▶ **Extracted records**
****

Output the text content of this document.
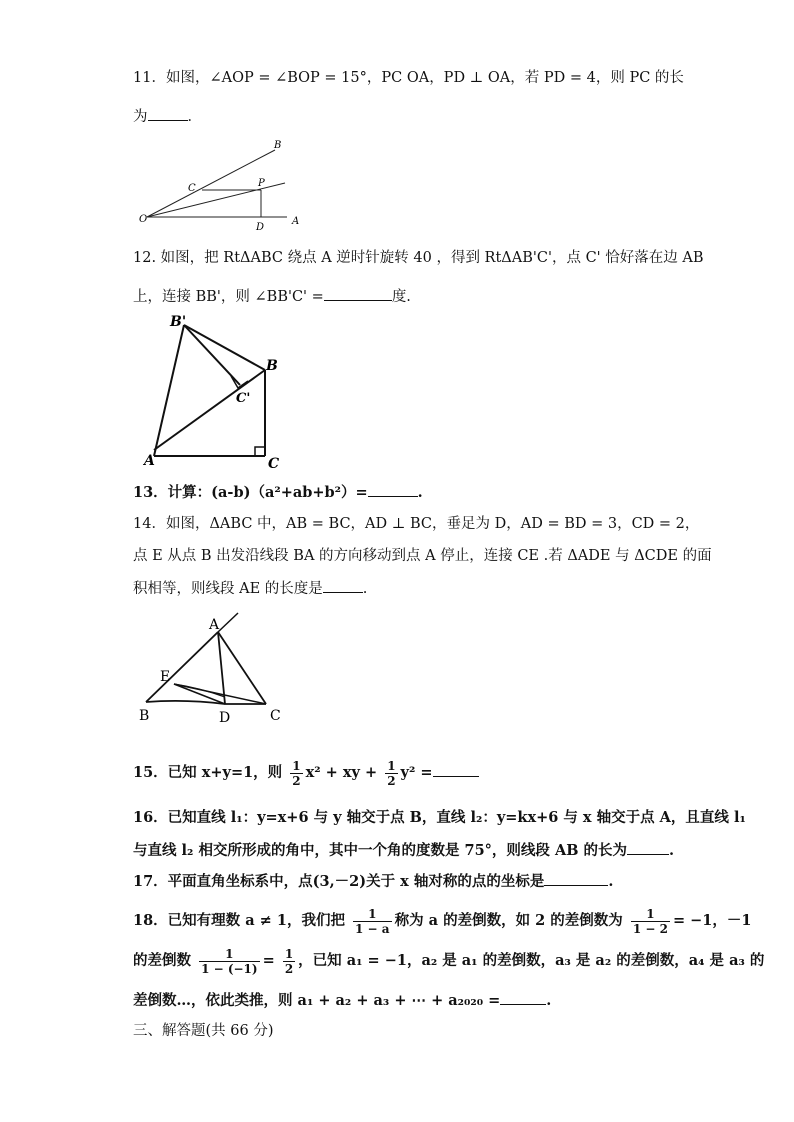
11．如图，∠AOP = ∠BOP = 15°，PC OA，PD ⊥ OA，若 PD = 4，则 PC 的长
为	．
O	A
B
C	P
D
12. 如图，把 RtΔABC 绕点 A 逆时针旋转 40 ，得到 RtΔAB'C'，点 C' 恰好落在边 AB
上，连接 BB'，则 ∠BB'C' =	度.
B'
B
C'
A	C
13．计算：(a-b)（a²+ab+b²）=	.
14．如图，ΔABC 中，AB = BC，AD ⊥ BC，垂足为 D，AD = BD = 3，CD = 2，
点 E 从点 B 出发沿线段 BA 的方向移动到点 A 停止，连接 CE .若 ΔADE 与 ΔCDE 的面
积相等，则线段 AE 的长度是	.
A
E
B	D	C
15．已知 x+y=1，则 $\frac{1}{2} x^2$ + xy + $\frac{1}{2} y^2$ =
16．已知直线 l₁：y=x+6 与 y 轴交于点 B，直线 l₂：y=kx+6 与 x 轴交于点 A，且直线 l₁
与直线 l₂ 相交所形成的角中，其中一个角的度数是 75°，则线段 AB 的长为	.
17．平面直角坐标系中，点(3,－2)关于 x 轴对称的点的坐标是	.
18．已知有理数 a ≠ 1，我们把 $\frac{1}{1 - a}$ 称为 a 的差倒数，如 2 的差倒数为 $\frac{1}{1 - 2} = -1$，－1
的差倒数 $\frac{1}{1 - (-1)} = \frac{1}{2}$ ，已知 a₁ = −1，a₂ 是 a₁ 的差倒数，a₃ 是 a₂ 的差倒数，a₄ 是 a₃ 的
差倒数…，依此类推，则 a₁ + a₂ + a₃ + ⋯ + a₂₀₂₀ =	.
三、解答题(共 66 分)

****

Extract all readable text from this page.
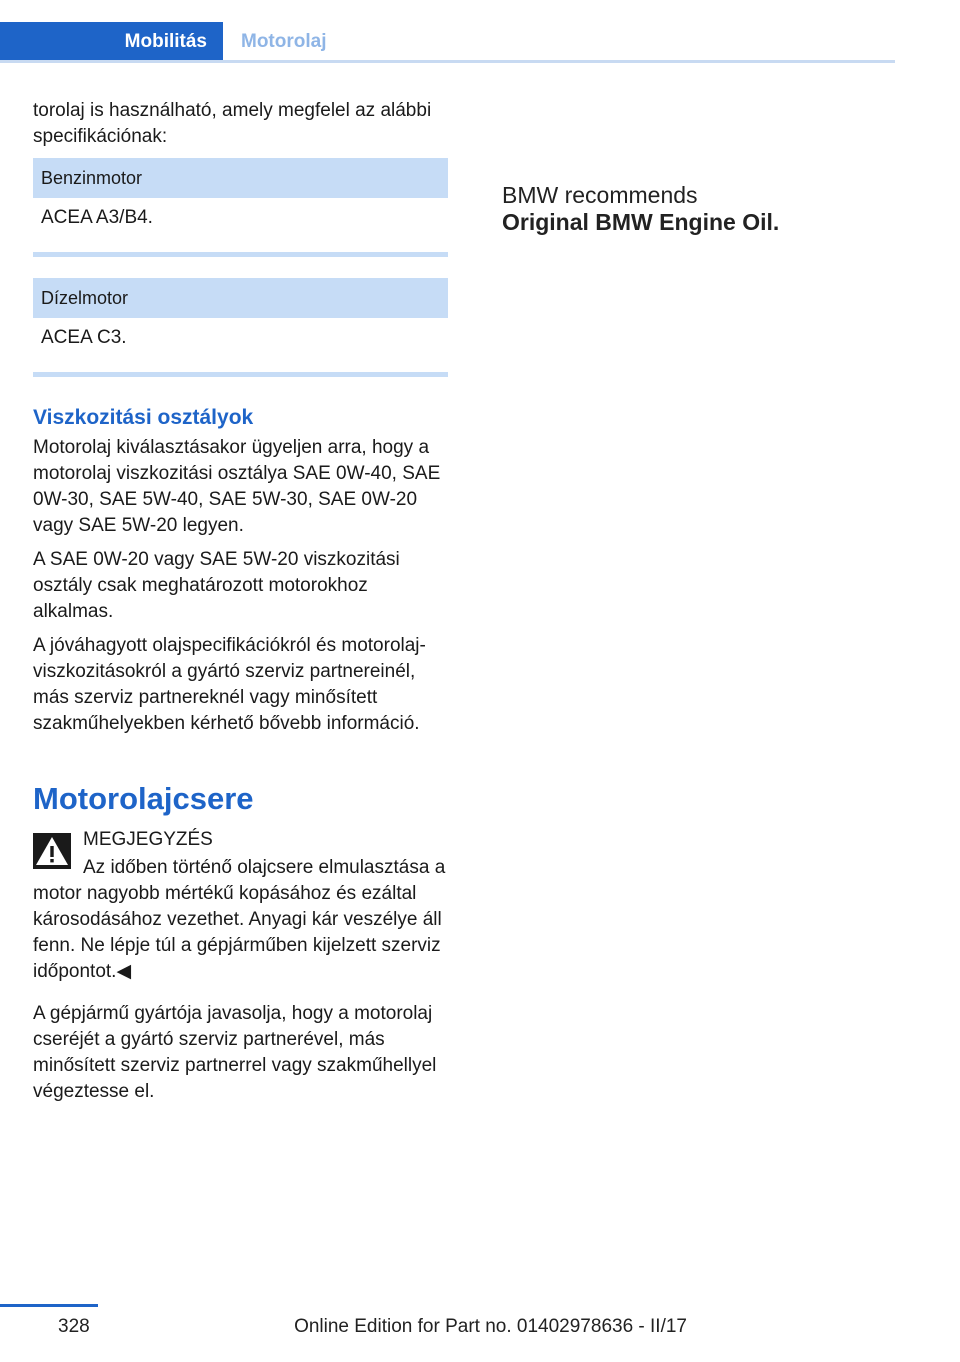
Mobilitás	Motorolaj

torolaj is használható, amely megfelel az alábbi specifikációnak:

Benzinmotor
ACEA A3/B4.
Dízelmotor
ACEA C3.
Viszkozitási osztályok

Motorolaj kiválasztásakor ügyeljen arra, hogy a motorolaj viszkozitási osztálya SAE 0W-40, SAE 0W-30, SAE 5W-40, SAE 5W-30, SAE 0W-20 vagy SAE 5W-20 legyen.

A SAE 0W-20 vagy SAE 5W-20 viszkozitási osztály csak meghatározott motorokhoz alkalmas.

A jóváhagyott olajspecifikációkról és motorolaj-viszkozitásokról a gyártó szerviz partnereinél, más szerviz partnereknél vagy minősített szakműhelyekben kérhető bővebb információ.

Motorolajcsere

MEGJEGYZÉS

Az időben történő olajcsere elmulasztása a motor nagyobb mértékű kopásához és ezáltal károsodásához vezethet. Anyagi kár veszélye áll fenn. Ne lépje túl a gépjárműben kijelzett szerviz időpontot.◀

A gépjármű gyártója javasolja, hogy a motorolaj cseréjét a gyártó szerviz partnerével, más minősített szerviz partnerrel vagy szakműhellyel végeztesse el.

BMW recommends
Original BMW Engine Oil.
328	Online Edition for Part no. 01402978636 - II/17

****

▶ **Exercise task**
Look for lines containing the string "hogy" and copy them all.

▶ **Answer for the task**
Motorolaj kiválasztásakor ügyeljen arra, hogy a motorolaj viszkozitási osztálya SAE 0W-40, SAE 0W-30, SAE 5W-40, SAE 5W-30, SAE 0W-20 vagy SAE 5W-20 legyen.
A gépjármű gyártója javasolja, hogy a motorolaj cseréjét a gyártó szerviz partnerével, más minősített szerviz partnerrel vagy szakműhellyel végeztesse el.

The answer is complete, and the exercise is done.